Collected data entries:
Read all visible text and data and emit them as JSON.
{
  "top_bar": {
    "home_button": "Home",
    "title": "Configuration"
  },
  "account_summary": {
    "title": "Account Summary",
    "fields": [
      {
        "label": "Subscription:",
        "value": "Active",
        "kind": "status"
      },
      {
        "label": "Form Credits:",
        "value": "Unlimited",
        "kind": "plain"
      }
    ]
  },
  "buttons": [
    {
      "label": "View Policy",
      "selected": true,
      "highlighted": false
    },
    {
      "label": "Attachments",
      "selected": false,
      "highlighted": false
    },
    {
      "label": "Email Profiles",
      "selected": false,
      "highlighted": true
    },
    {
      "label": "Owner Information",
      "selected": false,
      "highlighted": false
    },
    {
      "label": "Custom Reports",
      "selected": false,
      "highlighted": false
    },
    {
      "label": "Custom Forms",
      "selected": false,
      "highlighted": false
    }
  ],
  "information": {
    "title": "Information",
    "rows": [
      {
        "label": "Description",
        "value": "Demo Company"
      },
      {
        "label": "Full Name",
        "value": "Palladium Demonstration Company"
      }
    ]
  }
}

Task prompt: Your task is to return the full listing exactly as it was given.

Written reply:
Read all visible text and data and emit them as JSON.
{
  "top_bar": {
    "home_button": "Home",
    "title": "Configuration"
  },
  "account_summary": {
    "title": "Account Summary",
    "fields": [
      {
        "label": "Subscription:",
        "value": "Active",
        "kind": "status"
      },
      {
        "label": "Form Credits:",
        "value": "Unlimited",
        "kind": "plain"
      }
    ]
  },
  "buttons": [
    {
      "label": "View Policy",
      "selected": true,
      "highlighted": false
    },
    {
      "label": "Attachments",
      "selected": false,
      "highlighted": false
    },
    {
      "label": "Email Profiles",
      "selected": false,
      "highlighted": true
    },
    {
      "label": "Owner Information",
      "selected": false,
      "highlighted": false
    },
    {
      "label": "Custom Reports",
      "selected": false,
      "highlighted": false
    },
    {
      "label": "Custom Forms",
      "selected": false,
      "highlighted": false
    }
  ],
  "information": {
    "title": "Information",
    "rows": [
      {
        "label": "Description",
        "value": "Demo Company"
      },
      {
        "label": "Full Name",
        "value": "Palladium Demonstration Company"
      }
    ]
  }
}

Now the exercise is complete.